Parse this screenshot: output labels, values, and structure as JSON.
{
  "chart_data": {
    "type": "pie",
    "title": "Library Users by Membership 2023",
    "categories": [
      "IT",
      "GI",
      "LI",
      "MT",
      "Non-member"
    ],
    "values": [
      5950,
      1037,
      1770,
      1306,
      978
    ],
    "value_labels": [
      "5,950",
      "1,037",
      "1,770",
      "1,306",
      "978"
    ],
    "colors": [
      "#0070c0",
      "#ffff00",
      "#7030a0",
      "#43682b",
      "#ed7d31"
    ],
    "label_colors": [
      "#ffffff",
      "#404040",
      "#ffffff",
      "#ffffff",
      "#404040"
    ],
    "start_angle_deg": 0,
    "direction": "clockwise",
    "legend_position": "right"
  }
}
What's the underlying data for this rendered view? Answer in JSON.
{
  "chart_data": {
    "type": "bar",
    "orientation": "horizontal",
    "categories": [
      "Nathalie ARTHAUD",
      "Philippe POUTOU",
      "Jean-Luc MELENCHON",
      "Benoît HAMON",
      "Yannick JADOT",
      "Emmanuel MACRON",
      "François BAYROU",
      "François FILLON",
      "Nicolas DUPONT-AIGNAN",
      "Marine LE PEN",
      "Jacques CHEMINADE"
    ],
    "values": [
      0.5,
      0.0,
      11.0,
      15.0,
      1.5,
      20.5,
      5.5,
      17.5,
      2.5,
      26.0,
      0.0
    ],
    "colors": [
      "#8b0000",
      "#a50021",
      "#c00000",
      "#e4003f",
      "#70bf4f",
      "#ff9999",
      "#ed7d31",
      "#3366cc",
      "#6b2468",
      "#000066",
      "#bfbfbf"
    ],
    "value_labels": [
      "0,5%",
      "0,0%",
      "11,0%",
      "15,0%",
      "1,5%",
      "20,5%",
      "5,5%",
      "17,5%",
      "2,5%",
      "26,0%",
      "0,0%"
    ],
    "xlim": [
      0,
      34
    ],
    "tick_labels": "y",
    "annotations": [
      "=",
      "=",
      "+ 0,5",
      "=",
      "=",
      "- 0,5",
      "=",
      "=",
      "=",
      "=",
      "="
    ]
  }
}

▶ **Exercise directions**:
Copy out every entry again, exactly as it was given.

▶ **Solution to the problem**:
Parse this screenshot: output labels, values, and structure as JSON.
{
  "chart_data": {
    "type": "pie",
    "title": "Library Users by Membership 2023",
    "categories": [
      "IT",
      "GI",
      "LI",
      "MT",
      "Non-member"
    ],
    "values": [
      5950,
      1037,
      1770,
      1306,
      978
    ],
    "value_labels": [
      "5,950",
      "1,037",
      "1,770",
      "1,306",
      "978"
    ],
    "colors": [
      "#0070c0",
      "#ffff00",
      "#7030a0",
      "#43682b",
      "#ed7d31"
    ],
    "label_colors": [
      "#ffffff",
      "#404040",
      "#ffffff",
      "#ffffff",
      "#404040"
    ],
    "start_angle_deg": 0,
    "direction": "clockwise",
    "legend_position": "right"
  }
}
What's the underlying data for this rendered view? Answer in JSON.
{
  "chart_data": {
    "type": "bar",
    "orientation": "horizontal",
    "categories": [
      "Nathalie ARTHAUD",
      "Philippe POUTOU",
      "Jean-Luc MELENCHON",
      "Benoît HAMON",
      "Yannick JADOT",
      "Emmanuel MACRON",
      "François BAYROU",
      "François FILLON",
      "Nicolas DUPONT-AIGNAN",
      "Marine LE PEN",
      "Jacques CHEMINADE"
    ],
    "values": [
      0.5,
      0.0,
      11.0,
      15.0,
      1.5,
      20.5,
      5.5,
      17.5,
      2.5,
      26.0,
      0.0
    ],
    "colors": [
      "#8b0000",
      "#a50021",
      "#c00000",
      "#e4003f",
      "#70bf4f",
      "#ff9999",
      "#ed7d31",
      "#3366cc",
      "#6b2468",
      "#000066",
      "#bfbfbf"
    ],
    "value_labels": [
      "0,5%",
      "0,0%",
      "11,0%",
      "15,0%",
      "1,5%",
      "20,5%",
      "5,5%",
      "17,5%",
      "2,5%",
      "26,0%",
      "0,0%"
    ],
    "xlim": [
      0,
      34
    ],
    "tick_labels": "y",
    "annotations": [
      "=",
      "=",
      "+ 0,5",
      "=",
      "=",
      "- 0,5",
      "=",
      "=",
      "=",
      "=",
      "="
    ]
  }
}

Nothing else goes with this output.